What to work on: Go through the entries below, tally each line with the string "penyerapan", and give the final number by itself.
── Dataset
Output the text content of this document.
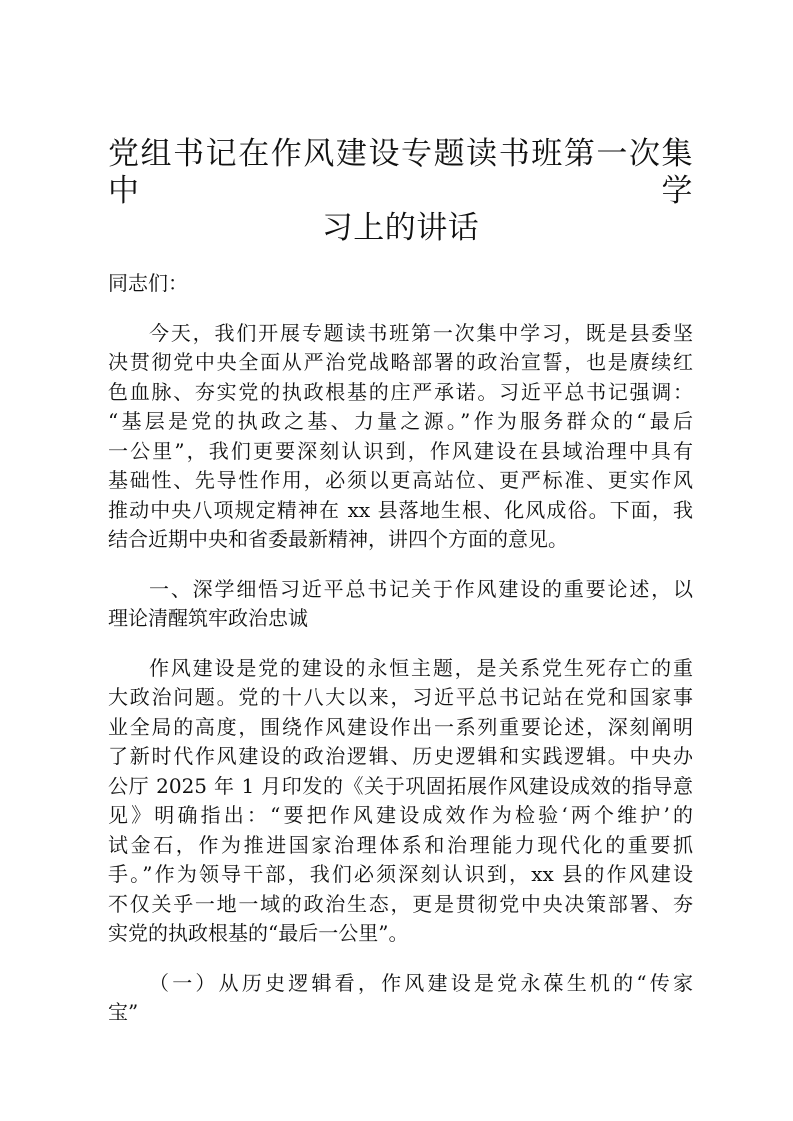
党组书记在作风建设专题读书班第一次集中学
习上的讲话
同志们：
今天，我们开展专题读书班第一次集中学习，既是县委坚
决贯彻党中央全面从严治党战略部署的政治宣誓，也是赓续红
色血脉、夯实党的执政根基的庄严承诺。习近平总书记强调：
“基层是党的执政之基、力量之源。”作为服务群众的“最后
一公里”，我们更要深刻认识到，作风建设在县域治理中具有
基础性、先导性作用，必须以更高站位、更严标准、更实作风
推动中央八项规定精神在 xx 县落地生根、化风成俗。下面，我
结合近期中央和省委最新精神，讲四个方面的意见。
一、深学细悟习近平总书记关于作风建设的重要论述，以
理论清醒筑牢政治忠诚
作风建设是党的建设的永恒主题，是关系党生死存亡的重
大政治问题。党的十八大以来，习近平总书记站在党和国家事
业全局的高度，围绕作风建设作出一系列重要论述，深刻阐明
了新时代作风建设的政治逻辑、历史逻辑和实践逻辑。中央办
公厅 2025 年 1 月印发的《关于巩固拓展作风建设成效的指导意
见》明确指出：“要把作风建设成效作为检验‘两个维护’的
试金石，作为推进国家治理体系和治理能力现代化的重要抓
手。”作为领导干部，我们必须深刻认识到，xx 县的作风建设
不仅关乎一地一域的政治生态，更是贯彻党中央决策部署、夯
实党的执政根基的“最后一公里”。
（一）从历史逻辑看，作风建设是党永葆生机的“传家
宝”
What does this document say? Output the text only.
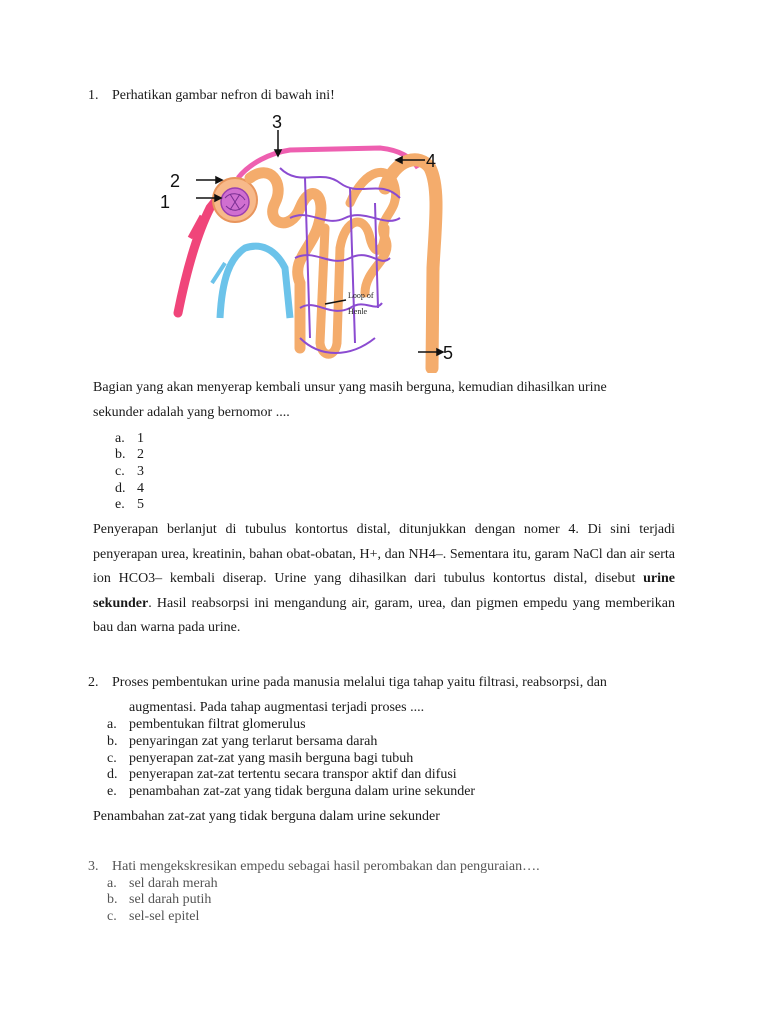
1. Perhatikan gambar nefron di bawah ini!
1
2
3
4
5
Loop of
Henle
Bagian yang akan menyerap kembali unsur yang masih berguna, kemudian dihasilkan urine
sekunder adalah yang bernomor ....
a. 1
b. 2
c. 3
d. 4
e. 5
Penyerapan berlanjut di tubulus kontortus distal, ditunjukkan dengan nomer 4. Di sini terjadi penyerapan urea, kreatinin, bahan obat-obatan, H+, dan NH4–. Sementara itu, garam NaCl dan air serta ion HCO3– kembali diserap. Urine yang dihasilkan dari tubulus kontortus distal, disebut urine sekunder. Hasil reabsorpsi ini mengandung air, garam, urea, dan pigmen empedu yang memberikan bau dan warna pada urine.
2. Proses pembentukan urine pada manusia melalui tiga tahap yaitu filtrasi, reabsorpsi, dan
augmentasi. Pada tahap augmentasi terjadi proses ....
a. pembentukan filtrat glomerulus
b. penyaringan zat yang terlarut bersama darah
c. penyerapan zat-zat yang masih berguna bagi tubuh
d. penyerapan zat-zat tertentu secara transpor aktif dan difusi
e. penambahan zat-zat yang tidak berguna dalam urine sekunder
Penambahan zat-zat yang tidak berguna dalam urine sekunder
3. Hati mengekskresikan empedu sebagai hasil perombakan dan penguraian….
a. sel darah merah
b. sel darah putih
c. sel-sel epitel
────
Answer for the task: 3